■ PROBLEM DETAILS ■
Retype all material exactly. Pictures stay out of the copy.

[Figure data in JSON]
"""

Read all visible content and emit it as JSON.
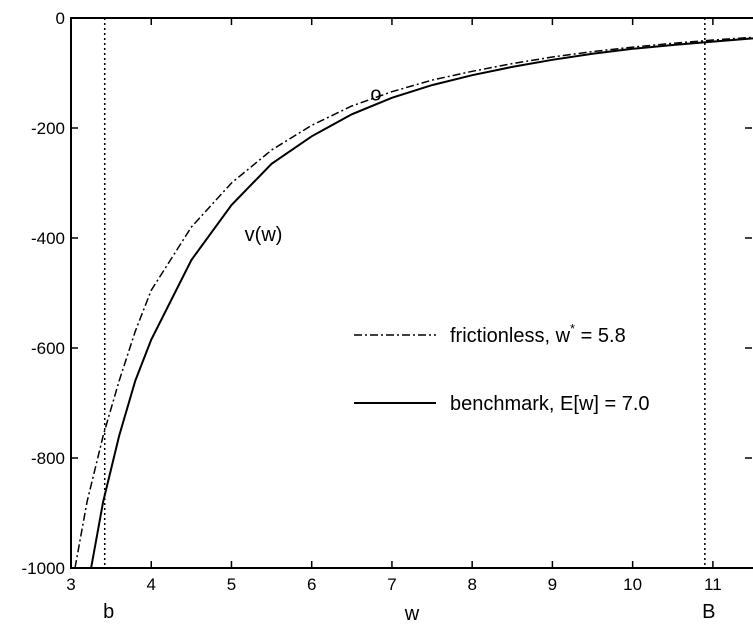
{
  "chart_data": {
    "type": "line",
    "title": "",
    "xlabel": "w",
    "ylabel": "",
    "xlim": [
      3,
      11.5
    ],
    "ylim": [
      -1000,
      0
    ],
    "x_ticks": [
      3,
      4,
      5,
      6,
      7,
      8,
      9,
      10,
      11
    ],
    "y_ticks": [
      0,
      -200,
      -400,
      -600,
      -800,
      -1000
    ],
    "x_tick_labels": [
      "3",
      "4",
      "5",
      "6",
      "7",
      "8",
      "9",
      "10",
      "11"
    ],
    "y_tick_labels": [
      "0",
      "-200",
      "-400",
      "-600",
      "-800",
      "-1000"
    ],
    "grid": false,
    "legend_position": "center-right",
    "series": [
      {
        "name": "frictionless, w* = 5.8",
        "name_main": "frictionless, w",
        "name_sup": "*",
        "name_tail": " = 5.8",
        "style": "dashdot",
        "x": [
          3.05,
          3.2,
          3.4,
          3.6,
          3.8,
          4.0,
          4.5,
          5.0,
          5.5,
          6.0,
          6.5,
          7.0,
          7.5,
          8.0,
          8.5,
          9.0,
          9.5,
          10.0,
          10.5,
          11.0,
          11.5
        ],
        "y": [
          -1000,
          -880,
          -760,
          -660,
          -570,
          -495,
          -380,
          -300,
          -240,
          -195,
          -160,
          -134,
          -113,
          -97,
          -83,
          -71,
          -61,
          -53,
          -46,
          -40,
          -35
        ]
      },
      {
        "name": "benchmark, E[w] = 7.0",
        "style": "solid",
        "x": [
          3.25,
          3.4,
          3.6,
          3.8,
          4.0,
          4.5,
          5.0,
          5.5,
          6.0,
          6.5,
          7.0,
          7.5,
          8.0,
          8.5,
          9.0,
          9.5,
          10.0,
          10.5,
          11.0,
          11.5
        ],
        "y": [
          -1000,
          -880,
          -760,
          -660,
          -585,
          -440,
          -340,
          -265,
          -215,
          -175,
          -145,
          -122,
          -104,
          -89,
          -76,
          -65,
          -56,
          -49,
          -43,
          -37
        ]
      }
    ],
    "vertical_lines": [
      {
        "x": 3.42,
        "style": "dotted",
        "label": "b"
      },
      {
        "x": 10.9,
        "style": "dotted",
        "label": "B"
      }
    ],
    "annotations": [
      {
        "text": "v(w)",
        "x": 5.4,
        "y": -405
      },
      {
        "text": "o",
        "x": 6.8,
        "y": -150
      }
    ]
  }
}
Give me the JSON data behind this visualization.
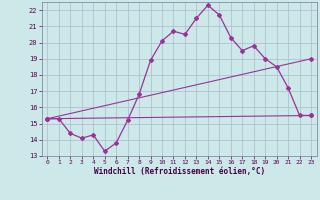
{
  "xlabel": "Windchill (Refroidissement éolien,°C)",
  "bg_color": "#cce8e8",
  "grid_color": "#aabbcc",
  "line_color": "#993399",
  "xlim": [
    -0.5,
    23.5
  ],
  "ylim": [
    13,
    22.5
  ],
  "yticks": [
    13,
    14,
    15,
    16,
    17,
    18,
    19,
    20,
    21,
    22
  ],
  "xticks": [
    0,
    1,
    2,
    3,
    4,
    5,
    6,
    7,
    8,
    9,
    10,
    11,
    12,
    13,
    14,
    15,
    16,
    17,
    18,
    19,
    20,
    21,
    22,
    23
  ],
  "line1_x": [
    0,
    1,
    2,
    3,
    4,
    5,
    6,
    7,
    8,
    9,
    10,
    11,
    12,
    13,
    14,
    15,
    16,
    17,
    18,
    19,
    20,
    21,
    22,
    23
  ],
  "line1_y": [
    15.3,
    15.3,
    14.4,
    14.1,
    14.3,
    13.3,
    13.8,
    15.2,
    16.8,
    18.9,
    20.1,
    20.7,
    20.5,
    21.5,
    22.3,
    21.7,
    20.3,
    19.5,
    19.8,
    19.0,
    18.5,
    17.2,
    15.5,
    15.5
  ],
  "line2_x": [
    0,
    23
  ],
  "line2_y": [
    15.3,
    15.5
  ],
  "line3_x": [
    0,
    23
  ],
  "line3_y": [
    15.3,
    19.0
  ]
}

"""

■ WRITTEN ANSWER ■
Read all visible content and emit it as JSON.
{
  "chart_data": {
    "type": "line",
    "title": "",
    "xlabel": "w",
    "ylabel": "",
    "xlim": [
      3,
      11.5
    ],
    "ylim": [
      -1000,
      0
    ],
    "x_ticks": [
      3,
      4,
      5,
      6,
      7,
      8,
      9,
      10,
      11
    ],
    "y_ticks": [
      0,
      -200,
      -400,
      -600,
      -800,
      -1000
    ],
    "x_tick_labels": [
      "3",
      "4",
      "5",
      "6",
      "7",
      "8",
      "9",
      "10",
      "11"
    ],
    "y_tick_labels": [
      "0",
      "-200",
      "-400",
      "-600",
      "-800",
      "-1000"
    ],
    "grid": false,
    "legend_position": "center-right",
    "series": [
      {
        "name": "frictionless, w* = 5.8",
        "name_main": "frictionless, w",
        "name_sup": "*",
        "name_tail": " = 5.8",
        "style": "dashdot",
        "x": [
          3.05,
          3.2,
          3.4,
          3.6,
          3.8,
          4.0,
          4.5,
          5.0,
          5.5,
          6.0,
          6.5,
          7.0,
          7.5,
          8.0,
          8.5,
          9.0,
          9.5,
          10.0,
          10.5,
          11.0,
          11.5
        ],
        "y": [
          -1000,
          -880,
          -760,
          -660,
          -570,
          -495,
          -380,
          -300,
          -240,
          -195,
          -160,
          -134,
          -113,
          -97,
          -83,
          -71,
          -61,
          -53,
          -46,
          -40,
          -35
        ]
      },
      {
        "name": "benchmark, E[w] = 7.0",
        "style": "solid",
        "x": [
          3.25,
          3.4,
          3.6,
          3.8,
          4.0,
          4.5,
          5.0,
          5.5,
          6.0,
          6.5,
          7.0,
          7.5,
          8.0,
          8.5,
          9.0,
          9.5,
          10.0,
          10.5,
          11.0,
          11.5
        ],
        "y": [
          -1000,
          -880,
          -760,
          -660,
          -585,
          -440,
          -340,
          -265,
          -215,
          -175,
          -145,
          -122,
          -104,
          -89,
          -76,
          -65,
          -56,
          -49,
          -43,
          -37
        ]
      }
    ],
    "vertical_lines": [
      {
        "x": 3.42,
        "style": "dotted",
        "label": "b"
      },
      {
        "x": 10.9,
        "style": "dotted",
        "label": "B"
      }
    ],
    "annotations": [
      {
        "text": "v(w)",
        "x": 5.4,
        "y": -405
      },
      {
        "text": "o",
        "x": 6.8,
        "y": -150
      }
    ]
  }
}
Give me the JSON data behind this visualization.
{
  "xlabel": "Windchill (Refroidissement éolien,°C)",
  "bg_color": "#cce8e8",
  "grid_color": "#aabbcc",
  "line_color": "#993399",
  "xlim": [
    -0.5,
    23.5
  ],
  "ylim": [
    13,
    22.5
  ],
  "yticks": [
    13,
    14,
    15,
    16,
    17,
    18,
    19,
    20,
    21,
    22
  ],
  "xticks": [
    0,
    1,
    2,
    3,
    4,
    5,
    6,
    7,
    8,
    9,
    10,
    11,
    12,
    13,
    14,
    15,
    16,
    17,
    18,
    19,
    20,
    21,
    22,
    23
  ],
  "line1_x": [
    0,
    1,
    2,
    3,
    4,
    5,
    6,
    7,
    8,
    9,
    10,
    11,
    12,
    13,
    14,
    15,
    16,
    17,
    18,
    19,
    20,
    21,
    22,
    23
  ],
  "line1_y": [
    15.3,
    15.3,
    14.4,
    14.1,
    14.3,
    13.3,
    13.8,
    15.2,
    16.8,
    18.9,
    20.1,
    20.7,
    20.5,
    21.5,
    22.3,
    21.7,
    20.3,
    19.5,
    19.8,
    19.0,
    18.5,
    17.2,
    15.5,
    15.5
  ],
  "line2_x": [
    0,
    23
  ],
  "line2_y": [
    15.3,
    15.5
  ],
  "line3_x": [
    0,
    23
  ],
  "line3_y": [
    15.3,
    19.0
  ]
}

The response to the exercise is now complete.